▶ _Record set_
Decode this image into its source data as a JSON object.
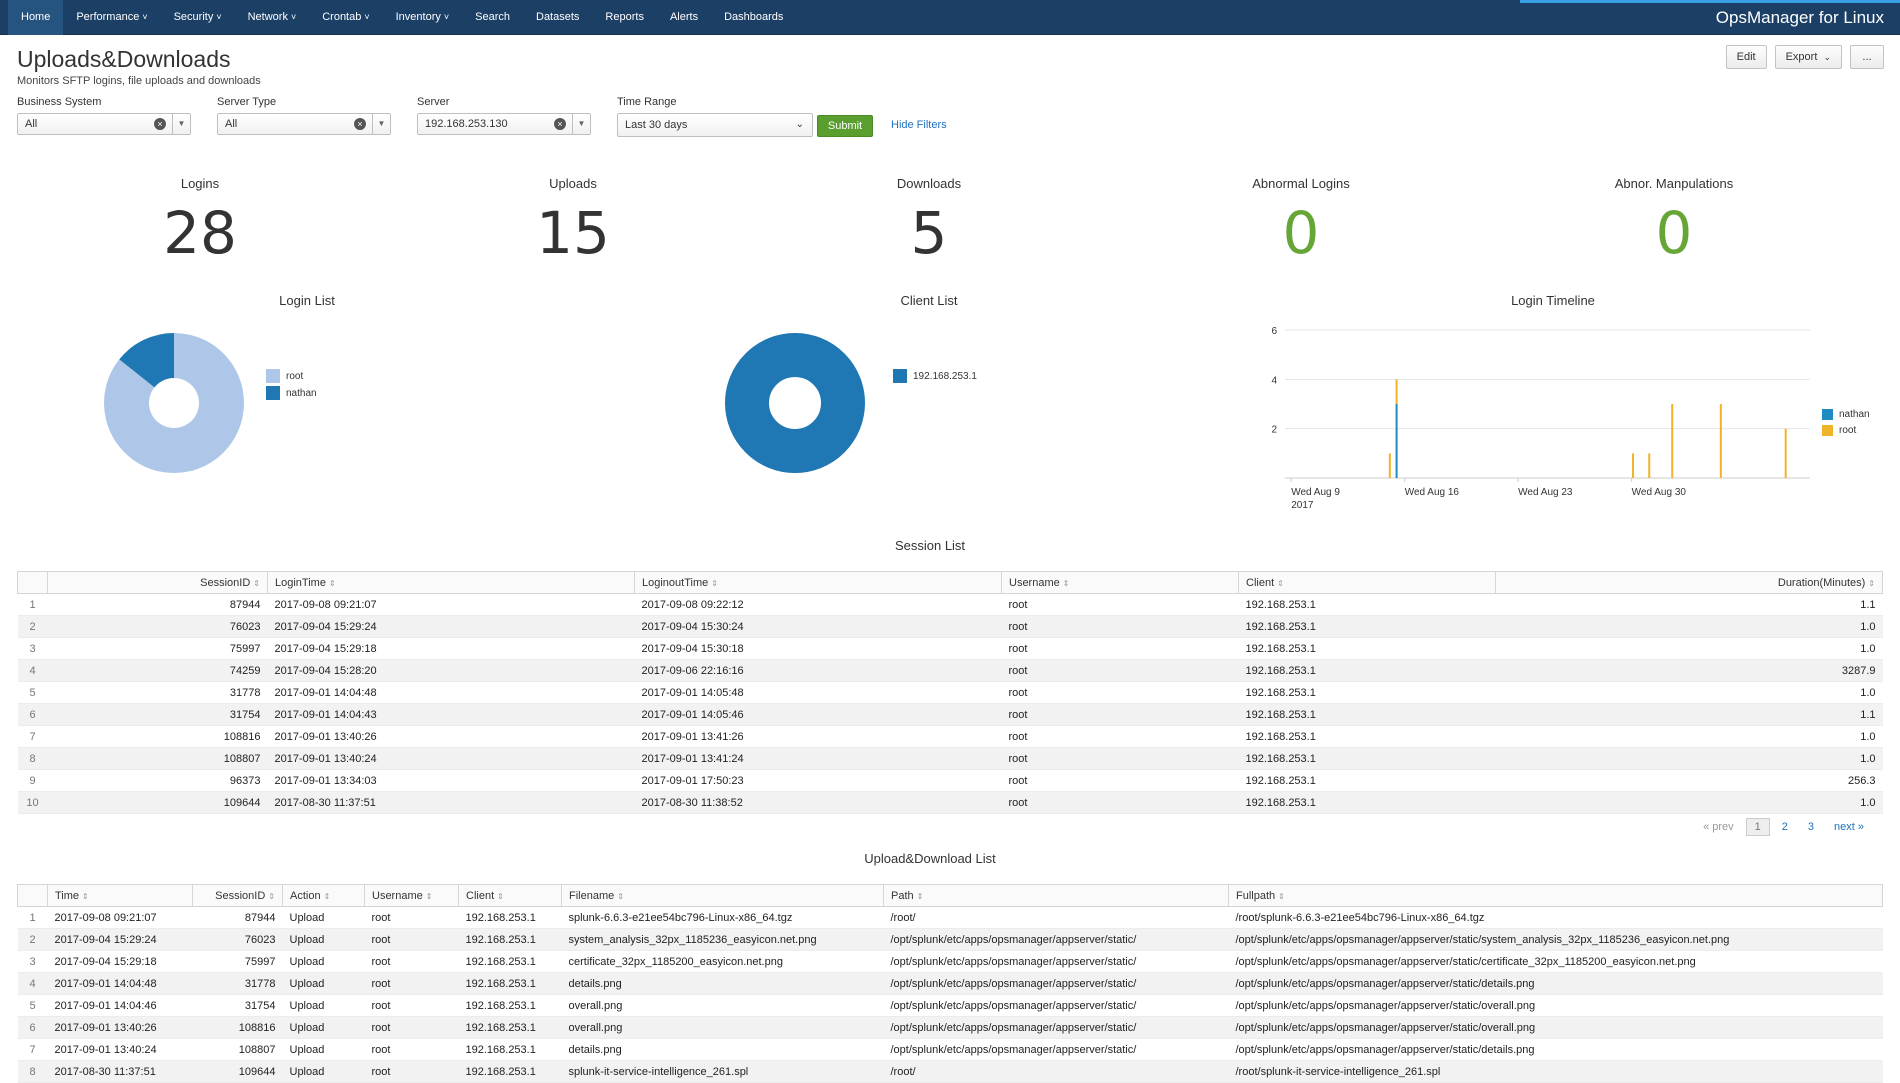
{
  "nav": {
    "items": [
      {
        "label": "Home",
        "dropdown": false
      },
      {
        "label": "Performance",
        "dropdown": true
      },
      {
        "label": "Security",
        "dropdown": true
      },
      {
        "label": "Network",
        "dropdown": true
      },
      {
        "label": "Crontab",
        "dropdown": true
      },
      {
        "label": "Inventory",
        "dropdown": true
      },
      {
        "label": "Search",
        "dropdown": false
      },
      {
        "label": "Datasets",
        "dropdown": false
      },
      {
        "label": "Reports",
        "dropdown": false
      },
      {
        "label": "Alerts",
        "dropdown": false
      },
      {
        "label": "Dashboards",
        "dropdown": false
      }
    ],
    "app_title": "OpsManager for Linux"
  },
  "header": {
    "title": "Uploads&Downloads",
    "description": "Monitors SFTP logins, file uploads and downloads",
    "edit_label": "Edit",
    "export_label": "Export",
    "more_label": "..."
  },
  "filters": {
    "business_system": {
      "label": "Business System",
      "value": "All"
    },
    "server_type": {
      "label": "Server Type",
      "value": "All"
    },
    "server": {
      "label": "Server",
      "value": "192.168.253.130"
    },
    "time_range": {
      "label": "Time Range",
      "value": "Last 30 days"
    },
    "submit_label": "Submit",
    "hide_filters_label": "Hide Filters"
  },
  "single_values": {
    "logins": {
      "title": "Logins",
      "value": "28"
    },
    "uploads": {
      "title": "Uploads",
      "value": "15"
    },
    "downloads": {
      "title": "Downloads",
      "value": "5"
    },
    "abnormal_logins": {
      "title": "Abnormal Logins",
      "value": "0"
    },
    "abnor_manipulations": {
      "title": "Abnor. Manpulations",
      "value": "0"
    }
  },
  "colors": {
    "nav_bg": "#1c3f66",
    "root_light_blue": "#aec7e8",
    "nathan_blue": "#1f77b4",
    "timeline_nathan": "#1e8bc3",
    "timeline_root": "#f0b428",
    "green_value": "#65a637"
  },
  "chart_data": [
    {
      "type": "pie",
      "title": "Login List",
      "categories": [
        "root",
        "nathan"
      ],
      "values": [
        24,
        4
      ],
      "colors": [
        "#aec7e8",
        "#1f77b4"
      ],
      "donut": true,
      "legend_position": "right"
    },
    {
      "type": "pie",
      "title": "Client List",
      "categories": [
        "192.168.253.1"
      ],
      "values": [
        28
      ],
      "colors": [
        "#1f77b4"
      ],
      "donut": true,
      "legend_position": "right"
    },
    {
      "type": "bar",
      "title": "Login Timeline",
      "x_type": "date",
      "xlim": [
        "2017-08-08",
        "2017-09-10"
      ],
      "ylim": [
        0,
        6
      ],
      "yticks": [
        2,
        4,
        6
      ],
      "x_tick_labels": [
        {
          "date": "2017-08-09",
          "label": "Wed Aug 9",
          "sublabel": "2017"
        },
        {
          "date": "2017-08-16",
          "label": "Wed Aug 16",
          "sublabel": ""
        },
        {
          "date": "2017-08-23",
          "label": "Wed Aug 23",
          "sublabel": ""
        },
        {
          "date": "2017-08-30",
          "label": "Wed Aug 30",
          "sublabel": ""
        }
      ],
      "stacked": true,
      "series": [
        {
          "name": "nathan",
          "color": "#1e8bc3",
          "points": [
            {
              "x": "2017-08-15T12:00",
              "y": 3
            }
          ]
        },
        {
          "name": "root",
          "color": "#f0b428",
          "points": [
            {
              "x": "2017-08-15T02:00",
              "y": 1
            },
            {
              "x": "2017-08-15T12:00",
              "y": 1
            },
            {
              "x": "2017-08-30T02:00",
              "y": 1
            },
            {
              "x": "2017-08-31T02:00",
              "y": 1
            },
            {
              "x": "2017-09-01T12:00",
              "y": 3
            },
            {
              "x": "2017-09-04T12:00",
              "y": 3
            },
            {
              "x": "2017-09-08T12:00",
              "y": 2
            }
          ]
        }
      ],
      "grid": true,
      "legend_position": "right"
    }
  ],
  "panels": {
    "login_list_title": "Login List",
    "client_list_title": "Client List",
    "login_timeline_title": "Login Timeline",
    "session_list_title": "Session List",
    "upload_download_title": "Upload&Download List"
  },
  "session_table": {
    "headers": [
      "SessionID",
      "LoginTime",
      "LoginoutTime",
      "Username",
      "Client",
      "Duration(Minutes)"
    ],
    "rows": [
      [
        "1",
        "87944",
        "2017-09-08 09:21:07",
        "2017-09-08 09:22:12",
        "root",
        "192.168.253.1",
        "1.1"
      ],
      [
        "2",
        "76023",
        "2017-09-04 15:29:24",
        "2017-09-04 15:30:24",
        "root",
        "192.168.253.1",
        "1.0"
      ],
      [
        "3",
        "75997",
        "2017-09-04 15:29:18",
        "2017-09-04 15:30:18",
        "root",
        "192.168.253.1",
        "1.0"
      ],
      [
        "4",
        "74259",
        "2017-09-04 15:28:20",
        "2017-09-06 22:16:16",
        "root",
        "192.168.253.1",
        "3287.9"
      ],
      [
        "5",
        "31778",
        "2017-09-01 14:04:48",
        "2017-09-01 14:05:48",
        "root",
        "192.168.253.1",
        "1.0"
      ],
      [
        "6",
        "31754",
        "2017-09-01 14:04:43",
        "2017-09-01 14:05:46",
        "root",
        "192.168.253.1",
        "1.1"
      ],
      [
        "7",
        "108816",
        "2017-09-01 13:40:26",
        "2017-09-01 13:41:26",
        "root",
        "192.168.253.1",
        "1.0"
      ],
      [
        "8",
        "108807",
        "2017-09-01 13:40:24",
        "2017-09-01 13:41:24",
        "root",
        "192.168.253.1",
        "1.0"
      ],
      [
        "9",
        "96373",
        "2017-09-01 13:34:03",
        "2017-09-01 17:50:23",
        "root",
        "192.168.253.1",
        "256.3"
      ],
      [
        "10",
        "109644",
        "2017-08-30 11:37:51",
        "2017-08-30 11:38:52",
        "root",
        "192.168.253.1",
        "1.0"
      ]
    ],
    "pager": {
      "prev": "« prev",
      "pages": [
        "1",
        "2",
        "3"
      ],
      "next": "next »"
    }
  },
  "upload_table": {
    "headers": [
      "Time",
      "SessionID",
      "Action",
      "Username",
      "Client",
      "Filename",
      "Path",
      "Fullpath"
    ],
    "rows": [
      [
        "1",
        "2017-09-08 09:21:07",
        "87944",
        "Upload",
        "root",
        "192.168.253.1",
        "splunk-6.6.3-e21ee54bc796-Linux-x86_64.tgz",
        "/root/",
        "/root/splunk-6.6.3-e21ee54bc796-Linux-x86_64.tgz"
      ],
      [
        "2",
        "2017-09-04 15:29:24",
        "76023",
        "Upload",
        "root",
        "192.168.253.1",
        "system_analysis_32px_1185236_easyicon.net.png",
        "/opt/splunk/etc/apps/opsmanager/appserver/static/",
        "/opt/splunk/etc/apps/opsmanager/appserver/static/system_analysis_32px_1185236_easyicon.net.png"
      ],
      [
        "3",
        "2017-09-04 15:29:18",
        "75997",
        "Upload",
        "root",
        "192.168.253.1",
        "certificate_32px_1185200_easyicon.net.png",
        "/opt/splunk/etc/apps/opsmanager/appserver/static/",
        "/opt/splunk/etc/apps/opsmanager/appserver/static/certificate_32px_1185200_easyicon.net.png"
      ],
      [
        "4",
        "2017-09-01 14:04:48",
        "31778",
        "Upload",
        "root",
        "192.168.253.1",
        "details.png",
        "/opt/splunk/etc/apps/opsmanager/appserver/static/",
        "/opt/splunk/etc/apps/opsmanager/appserver/static/details.png"
      ],
      [
        "5",
        "2017-09-01 14:04:46",
        "31754",
        "Upload",
        "root",
        "192.168.253.1",
        "overall.png",
        "/opt/splunk/etc/apps/opsmanager/appserver/static/",
        "/opt/splunk/etc/apps/opsmanager/appserver/static/overall.png"
      ],
      [
        "6",
        "2017-09-01 13:40:26",
        "108816",
        "Upload",
        "root",
        "192.168.253.1",
        "overall.png",
        "/opt/splunk/etc/apps/opsmanager/appserver/static/",
        "/opt/splunk/etc/apps/opsmanager/appserver/static/overall.png"
      ],
      [
        "7",
        "2017-09-01 13:40:24",
        "108807",
        "Upload",
        "root",
        "192.168.253.1",
        "details.png",
        "/opt/splunk/etc/apps/opsmanager/appserver/static/",
        "/opt/splunk/etc/apps/opsmanager/appserver/static/details.png"
      ],
      [
        "8",
        "2017-08-30 11:37:51",
        "109644",
        "Upload",
        "root",
        "192.168.253.1",
        "splunk-it-service-intelligence_261.spl",
        "/root/",
        "/root/splunk-it-service-intelligence_261.spl"
      ]
    ]
  }
}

▶ _Task requirements_
Report how many lines of the records above contain the word "List", and give only that number.

▶ _Written reply_
6